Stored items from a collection
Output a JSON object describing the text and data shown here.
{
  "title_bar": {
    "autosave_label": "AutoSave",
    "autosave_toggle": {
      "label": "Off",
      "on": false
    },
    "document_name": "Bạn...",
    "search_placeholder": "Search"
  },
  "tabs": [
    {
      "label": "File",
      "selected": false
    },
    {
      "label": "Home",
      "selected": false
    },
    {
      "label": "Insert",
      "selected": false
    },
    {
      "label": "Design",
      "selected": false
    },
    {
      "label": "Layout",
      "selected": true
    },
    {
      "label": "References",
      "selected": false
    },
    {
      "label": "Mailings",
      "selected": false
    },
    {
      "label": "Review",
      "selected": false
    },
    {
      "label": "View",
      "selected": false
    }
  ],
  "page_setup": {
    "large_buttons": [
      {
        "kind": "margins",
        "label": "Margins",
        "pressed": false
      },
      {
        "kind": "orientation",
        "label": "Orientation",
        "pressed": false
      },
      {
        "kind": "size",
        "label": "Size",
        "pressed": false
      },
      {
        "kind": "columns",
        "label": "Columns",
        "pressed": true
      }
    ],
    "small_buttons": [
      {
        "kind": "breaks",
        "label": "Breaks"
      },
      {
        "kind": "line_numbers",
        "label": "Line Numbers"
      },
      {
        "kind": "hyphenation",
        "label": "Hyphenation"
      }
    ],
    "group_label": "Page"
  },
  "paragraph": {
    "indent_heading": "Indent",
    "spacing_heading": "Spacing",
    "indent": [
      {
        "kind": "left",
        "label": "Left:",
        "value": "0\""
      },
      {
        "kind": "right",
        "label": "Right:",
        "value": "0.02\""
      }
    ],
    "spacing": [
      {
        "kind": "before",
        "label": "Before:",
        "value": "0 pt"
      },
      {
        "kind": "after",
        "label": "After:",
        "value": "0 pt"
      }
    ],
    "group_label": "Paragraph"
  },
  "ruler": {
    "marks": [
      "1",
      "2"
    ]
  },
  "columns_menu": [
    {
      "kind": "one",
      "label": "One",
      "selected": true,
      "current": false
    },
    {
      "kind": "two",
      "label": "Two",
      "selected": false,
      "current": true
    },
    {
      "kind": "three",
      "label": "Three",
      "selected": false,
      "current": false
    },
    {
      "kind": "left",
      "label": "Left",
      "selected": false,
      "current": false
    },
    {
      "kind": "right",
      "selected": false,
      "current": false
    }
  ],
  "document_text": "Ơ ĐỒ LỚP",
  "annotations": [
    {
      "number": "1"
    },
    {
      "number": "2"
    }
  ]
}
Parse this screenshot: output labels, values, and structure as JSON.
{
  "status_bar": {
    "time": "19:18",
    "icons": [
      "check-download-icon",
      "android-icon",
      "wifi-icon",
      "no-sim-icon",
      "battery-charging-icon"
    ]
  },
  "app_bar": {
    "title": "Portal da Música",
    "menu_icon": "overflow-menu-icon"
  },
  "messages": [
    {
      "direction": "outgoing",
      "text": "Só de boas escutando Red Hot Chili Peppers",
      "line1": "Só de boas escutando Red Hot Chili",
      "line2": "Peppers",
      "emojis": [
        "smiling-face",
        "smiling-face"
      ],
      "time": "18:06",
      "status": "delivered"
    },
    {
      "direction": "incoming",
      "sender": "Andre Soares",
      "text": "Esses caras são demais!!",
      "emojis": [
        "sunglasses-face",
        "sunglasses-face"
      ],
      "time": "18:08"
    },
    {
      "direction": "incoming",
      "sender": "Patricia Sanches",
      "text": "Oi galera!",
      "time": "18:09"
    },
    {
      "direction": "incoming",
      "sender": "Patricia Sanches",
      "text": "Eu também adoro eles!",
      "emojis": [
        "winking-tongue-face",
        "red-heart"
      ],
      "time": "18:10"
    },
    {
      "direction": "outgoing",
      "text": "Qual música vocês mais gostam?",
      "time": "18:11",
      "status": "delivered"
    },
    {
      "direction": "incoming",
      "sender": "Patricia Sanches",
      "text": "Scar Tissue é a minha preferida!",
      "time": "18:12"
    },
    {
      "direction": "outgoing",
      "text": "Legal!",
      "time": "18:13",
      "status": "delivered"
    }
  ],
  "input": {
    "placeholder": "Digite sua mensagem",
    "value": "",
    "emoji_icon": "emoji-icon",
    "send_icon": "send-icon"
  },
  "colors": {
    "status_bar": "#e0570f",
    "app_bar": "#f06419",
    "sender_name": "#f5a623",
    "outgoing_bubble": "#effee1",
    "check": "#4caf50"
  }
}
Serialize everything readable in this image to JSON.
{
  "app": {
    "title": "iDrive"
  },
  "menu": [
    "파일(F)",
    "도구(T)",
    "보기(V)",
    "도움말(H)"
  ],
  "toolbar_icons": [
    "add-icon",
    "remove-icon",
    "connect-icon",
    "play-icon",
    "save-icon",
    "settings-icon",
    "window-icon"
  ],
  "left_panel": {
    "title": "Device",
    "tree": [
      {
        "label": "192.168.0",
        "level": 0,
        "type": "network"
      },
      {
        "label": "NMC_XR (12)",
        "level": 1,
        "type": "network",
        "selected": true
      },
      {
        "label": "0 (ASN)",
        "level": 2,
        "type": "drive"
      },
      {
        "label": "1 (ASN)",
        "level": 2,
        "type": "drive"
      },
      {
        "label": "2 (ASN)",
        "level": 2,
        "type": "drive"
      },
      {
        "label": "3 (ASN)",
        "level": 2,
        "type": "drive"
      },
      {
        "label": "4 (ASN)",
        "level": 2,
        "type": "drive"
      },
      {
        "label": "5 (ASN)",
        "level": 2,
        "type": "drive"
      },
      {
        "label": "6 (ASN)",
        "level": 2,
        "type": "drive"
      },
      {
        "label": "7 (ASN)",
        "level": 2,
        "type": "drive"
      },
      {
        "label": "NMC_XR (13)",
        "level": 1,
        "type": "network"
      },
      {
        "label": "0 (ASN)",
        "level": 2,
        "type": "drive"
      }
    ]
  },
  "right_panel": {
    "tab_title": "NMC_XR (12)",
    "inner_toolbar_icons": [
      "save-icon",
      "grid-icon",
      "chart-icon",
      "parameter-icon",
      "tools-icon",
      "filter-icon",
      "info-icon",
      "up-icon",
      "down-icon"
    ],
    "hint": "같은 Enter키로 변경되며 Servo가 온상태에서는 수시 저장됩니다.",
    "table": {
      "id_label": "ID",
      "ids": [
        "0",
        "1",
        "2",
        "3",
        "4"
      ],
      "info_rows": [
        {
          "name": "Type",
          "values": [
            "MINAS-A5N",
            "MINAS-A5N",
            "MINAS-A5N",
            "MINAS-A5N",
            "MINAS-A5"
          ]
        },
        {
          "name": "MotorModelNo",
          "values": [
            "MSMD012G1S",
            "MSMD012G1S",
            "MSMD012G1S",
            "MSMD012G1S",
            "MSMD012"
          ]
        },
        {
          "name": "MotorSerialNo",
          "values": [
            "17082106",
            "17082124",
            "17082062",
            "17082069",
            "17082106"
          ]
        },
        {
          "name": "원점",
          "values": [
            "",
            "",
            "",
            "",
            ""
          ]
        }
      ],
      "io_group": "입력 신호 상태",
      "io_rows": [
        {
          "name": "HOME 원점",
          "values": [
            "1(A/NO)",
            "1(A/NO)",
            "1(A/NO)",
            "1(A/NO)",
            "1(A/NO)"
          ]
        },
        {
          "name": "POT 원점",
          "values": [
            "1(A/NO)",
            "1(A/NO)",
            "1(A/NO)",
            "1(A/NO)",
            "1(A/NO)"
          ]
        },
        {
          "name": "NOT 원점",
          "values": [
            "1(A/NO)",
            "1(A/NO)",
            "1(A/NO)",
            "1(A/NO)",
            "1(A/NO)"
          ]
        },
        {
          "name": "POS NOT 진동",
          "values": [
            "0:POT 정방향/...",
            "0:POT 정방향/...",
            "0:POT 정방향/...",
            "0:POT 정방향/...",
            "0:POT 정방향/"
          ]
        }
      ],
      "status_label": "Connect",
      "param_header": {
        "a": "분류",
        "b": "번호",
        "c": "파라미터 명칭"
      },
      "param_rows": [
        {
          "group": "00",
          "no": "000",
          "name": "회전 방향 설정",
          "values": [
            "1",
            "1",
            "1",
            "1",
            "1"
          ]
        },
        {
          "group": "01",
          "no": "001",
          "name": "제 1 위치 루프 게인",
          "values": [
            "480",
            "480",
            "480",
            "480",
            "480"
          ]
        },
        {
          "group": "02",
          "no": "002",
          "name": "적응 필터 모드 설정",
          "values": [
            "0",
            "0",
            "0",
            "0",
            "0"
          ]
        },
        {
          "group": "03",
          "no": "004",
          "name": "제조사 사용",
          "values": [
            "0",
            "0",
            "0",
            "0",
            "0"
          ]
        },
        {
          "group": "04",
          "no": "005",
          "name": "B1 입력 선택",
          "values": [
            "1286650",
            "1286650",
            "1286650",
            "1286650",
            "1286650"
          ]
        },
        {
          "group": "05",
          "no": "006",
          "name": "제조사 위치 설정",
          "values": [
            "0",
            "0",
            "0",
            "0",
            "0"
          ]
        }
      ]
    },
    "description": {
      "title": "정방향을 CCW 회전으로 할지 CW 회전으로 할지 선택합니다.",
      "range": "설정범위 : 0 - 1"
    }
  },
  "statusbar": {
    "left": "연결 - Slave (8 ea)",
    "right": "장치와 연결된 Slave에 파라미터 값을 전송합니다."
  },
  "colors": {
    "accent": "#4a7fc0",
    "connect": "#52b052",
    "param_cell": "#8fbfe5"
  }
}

**TASK TO CARRY OUT:** Identify all lines in the records above with the word "boas".

**OUTPUT OF THE EXERCISE:**
      "text": "Só de boas escutando Red Hot Chili Peppers",
      "line1": "Só de boas escutando Red Hot Chili",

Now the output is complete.